▸ What you are asked to do
Identify the lines that contain the string "name" and copy all of them.

>> start Data for the task

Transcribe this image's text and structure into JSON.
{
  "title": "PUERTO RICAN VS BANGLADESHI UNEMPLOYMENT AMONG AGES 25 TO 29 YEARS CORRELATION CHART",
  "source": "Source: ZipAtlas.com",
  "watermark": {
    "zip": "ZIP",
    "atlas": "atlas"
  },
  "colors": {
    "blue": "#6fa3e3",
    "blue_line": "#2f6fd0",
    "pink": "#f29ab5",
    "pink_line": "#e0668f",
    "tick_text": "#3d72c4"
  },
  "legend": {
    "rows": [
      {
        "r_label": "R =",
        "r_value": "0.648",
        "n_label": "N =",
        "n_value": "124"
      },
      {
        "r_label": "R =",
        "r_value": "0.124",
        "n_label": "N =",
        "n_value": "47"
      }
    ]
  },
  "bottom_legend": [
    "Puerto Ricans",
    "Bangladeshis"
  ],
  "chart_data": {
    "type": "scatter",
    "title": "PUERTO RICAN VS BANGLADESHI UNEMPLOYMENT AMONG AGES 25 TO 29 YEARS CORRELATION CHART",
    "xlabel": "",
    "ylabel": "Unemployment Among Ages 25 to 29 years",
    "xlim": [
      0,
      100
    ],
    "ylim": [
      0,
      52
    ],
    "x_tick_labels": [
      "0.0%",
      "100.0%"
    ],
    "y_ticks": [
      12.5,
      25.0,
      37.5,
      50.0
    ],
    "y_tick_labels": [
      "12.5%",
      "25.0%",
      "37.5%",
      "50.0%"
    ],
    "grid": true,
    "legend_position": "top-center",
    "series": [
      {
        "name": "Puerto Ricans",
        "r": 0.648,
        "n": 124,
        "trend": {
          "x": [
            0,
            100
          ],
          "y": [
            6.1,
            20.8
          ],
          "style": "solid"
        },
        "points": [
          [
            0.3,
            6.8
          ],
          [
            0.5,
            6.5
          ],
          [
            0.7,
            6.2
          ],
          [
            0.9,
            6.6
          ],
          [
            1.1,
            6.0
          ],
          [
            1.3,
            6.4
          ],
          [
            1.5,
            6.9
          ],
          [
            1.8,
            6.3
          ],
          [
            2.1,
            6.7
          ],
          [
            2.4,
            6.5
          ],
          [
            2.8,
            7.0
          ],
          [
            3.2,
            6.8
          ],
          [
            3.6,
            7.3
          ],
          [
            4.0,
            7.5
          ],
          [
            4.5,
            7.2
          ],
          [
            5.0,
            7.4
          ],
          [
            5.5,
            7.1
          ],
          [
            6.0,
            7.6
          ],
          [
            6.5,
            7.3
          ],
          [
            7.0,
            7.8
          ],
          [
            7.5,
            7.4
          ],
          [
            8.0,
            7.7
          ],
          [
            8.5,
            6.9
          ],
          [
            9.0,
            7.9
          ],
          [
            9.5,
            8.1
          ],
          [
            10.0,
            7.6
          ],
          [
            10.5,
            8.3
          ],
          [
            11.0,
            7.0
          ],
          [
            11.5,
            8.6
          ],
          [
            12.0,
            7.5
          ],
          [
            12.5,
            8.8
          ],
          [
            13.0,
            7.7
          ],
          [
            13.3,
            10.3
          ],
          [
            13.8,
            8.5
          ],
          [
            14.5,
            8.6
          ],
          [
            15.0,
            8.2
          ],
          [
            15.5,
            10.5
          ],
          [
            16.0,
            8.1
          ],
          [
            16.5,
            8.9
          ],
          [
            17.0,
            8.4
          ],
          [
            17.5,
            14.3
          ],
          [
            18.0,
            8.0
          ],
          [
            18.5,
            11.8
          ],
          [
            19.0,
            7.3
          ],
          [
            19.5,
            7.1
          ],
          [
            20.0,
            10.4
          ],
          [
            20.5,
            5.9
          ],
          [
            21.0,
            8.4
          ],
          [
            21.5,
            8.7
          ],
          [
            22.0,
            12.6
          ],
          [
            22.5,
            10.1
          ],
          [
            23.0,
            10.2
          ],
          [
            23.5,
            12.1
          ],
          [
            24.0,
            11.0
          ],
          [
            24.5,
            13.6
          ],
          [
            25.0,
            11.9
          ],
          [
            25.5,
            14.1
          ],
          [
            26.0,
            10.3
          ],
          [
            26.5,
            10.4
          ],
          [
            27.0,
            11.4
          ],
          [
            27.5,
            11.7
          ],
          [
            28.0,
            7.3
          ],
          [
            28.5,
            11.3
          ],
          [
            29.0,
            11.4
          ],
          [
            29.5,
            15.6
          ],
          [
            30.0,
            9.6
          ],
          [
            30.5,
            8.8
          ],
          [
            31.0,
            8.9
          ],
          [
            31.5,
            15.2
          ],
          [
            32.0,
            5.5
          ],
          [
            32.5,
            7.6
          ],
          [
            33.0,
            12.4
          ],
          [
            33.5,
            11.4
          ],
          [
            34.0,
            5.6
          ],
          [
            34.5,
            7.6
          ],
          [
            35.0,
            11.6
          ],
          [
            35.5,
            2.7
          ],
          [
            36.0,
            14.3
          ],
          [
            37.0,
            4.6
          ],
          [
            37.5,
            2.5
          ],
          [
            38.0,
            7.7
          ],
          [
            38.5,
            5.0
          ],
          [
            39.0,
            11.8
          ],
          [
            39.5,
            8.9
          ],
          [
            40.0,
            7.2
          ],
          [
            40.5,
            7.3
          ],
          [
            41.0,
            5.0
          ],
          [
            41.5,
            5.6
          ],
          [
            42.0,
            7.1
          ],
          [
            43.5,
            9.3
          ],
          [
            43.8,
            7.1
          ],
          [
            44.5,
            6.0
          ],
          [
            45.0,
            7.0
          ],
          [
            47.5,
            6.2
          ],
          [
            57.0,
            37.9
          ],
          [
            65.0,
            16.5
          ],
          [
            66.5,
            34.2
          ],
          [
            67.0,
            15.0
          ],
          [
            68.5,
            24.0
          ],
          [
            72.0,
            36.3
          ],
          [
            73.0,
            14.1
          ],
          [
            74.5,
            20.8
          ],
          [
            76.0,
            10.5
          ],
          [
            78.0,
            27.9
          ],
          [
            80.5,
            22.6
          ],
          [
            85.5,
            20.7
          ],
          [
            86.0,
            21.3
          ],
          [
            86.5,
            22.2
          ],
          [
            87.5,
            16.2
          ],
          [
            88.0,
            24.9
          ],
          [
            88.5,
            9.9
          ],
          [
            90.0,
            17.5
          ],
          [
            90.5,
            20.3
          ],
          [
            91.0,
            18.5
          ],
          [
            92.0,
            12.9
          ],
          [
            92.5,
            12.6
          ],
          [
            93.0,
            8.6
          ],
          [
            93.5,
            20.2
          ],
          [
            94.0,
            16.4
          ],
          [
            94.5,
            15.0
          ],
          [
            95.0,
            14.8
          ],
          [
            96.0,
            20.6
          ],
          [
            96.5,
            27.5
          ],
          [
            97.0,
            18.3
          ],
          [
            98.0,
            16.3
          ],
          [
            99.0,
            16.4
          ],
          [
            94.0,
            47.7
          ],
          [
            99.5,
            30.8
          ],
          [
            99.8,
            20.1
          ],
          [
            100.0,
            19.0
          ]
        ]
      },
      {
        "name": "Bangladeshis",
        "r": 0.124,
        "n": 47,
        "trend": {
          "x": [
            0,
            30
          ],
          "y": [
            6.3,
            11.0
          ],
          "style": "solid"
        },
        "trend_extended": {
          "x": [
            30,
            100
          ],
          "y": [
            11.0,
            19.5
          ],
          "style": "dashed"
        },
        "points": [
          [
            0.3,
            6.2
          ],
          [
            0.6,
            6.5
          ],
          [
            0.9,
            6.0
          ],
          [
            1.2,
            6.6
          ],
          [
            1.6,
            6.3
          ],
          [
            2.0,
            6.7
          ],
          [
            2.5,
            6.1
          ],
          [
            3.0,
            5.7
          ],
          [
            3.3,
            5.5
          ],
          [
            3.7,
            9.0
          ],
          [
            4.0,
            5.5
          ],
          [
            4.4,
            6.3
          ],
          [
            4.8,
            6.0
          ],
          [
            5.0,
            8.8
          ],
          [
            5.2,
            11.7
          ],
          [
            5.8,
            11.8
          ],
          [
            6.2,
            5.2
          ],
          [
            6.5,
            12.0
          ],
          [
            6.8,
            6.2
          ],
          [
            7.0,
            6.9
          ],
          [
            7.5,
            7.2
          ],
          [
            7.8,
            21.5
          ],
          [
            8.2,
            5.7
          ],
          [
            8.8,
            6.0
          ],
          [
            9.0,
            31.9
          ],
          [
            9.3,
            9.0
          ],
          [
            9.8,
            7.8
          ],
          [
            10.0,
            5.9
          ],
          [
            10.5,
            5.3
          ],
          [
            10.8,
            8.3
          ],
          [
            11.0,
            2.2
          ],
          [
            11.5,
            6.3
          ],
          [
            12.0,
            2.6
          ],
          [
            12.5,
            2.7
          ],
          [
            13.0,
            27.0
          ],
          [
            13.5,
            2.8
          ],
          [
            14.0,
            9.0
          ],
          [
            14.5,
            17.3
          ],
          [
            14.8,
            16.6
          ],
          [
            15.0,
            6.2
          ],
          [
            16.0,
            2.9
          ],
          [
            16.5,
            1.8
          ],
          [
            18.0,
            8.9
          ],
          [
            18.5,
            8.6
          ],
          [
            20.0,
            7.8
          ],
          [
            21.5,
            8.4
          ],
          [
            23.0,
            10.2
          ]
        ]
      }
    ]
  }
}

>> end Data for the task

▸ Reply
        "name": "Puerto Ricans",
        "name": "Bangladeshis",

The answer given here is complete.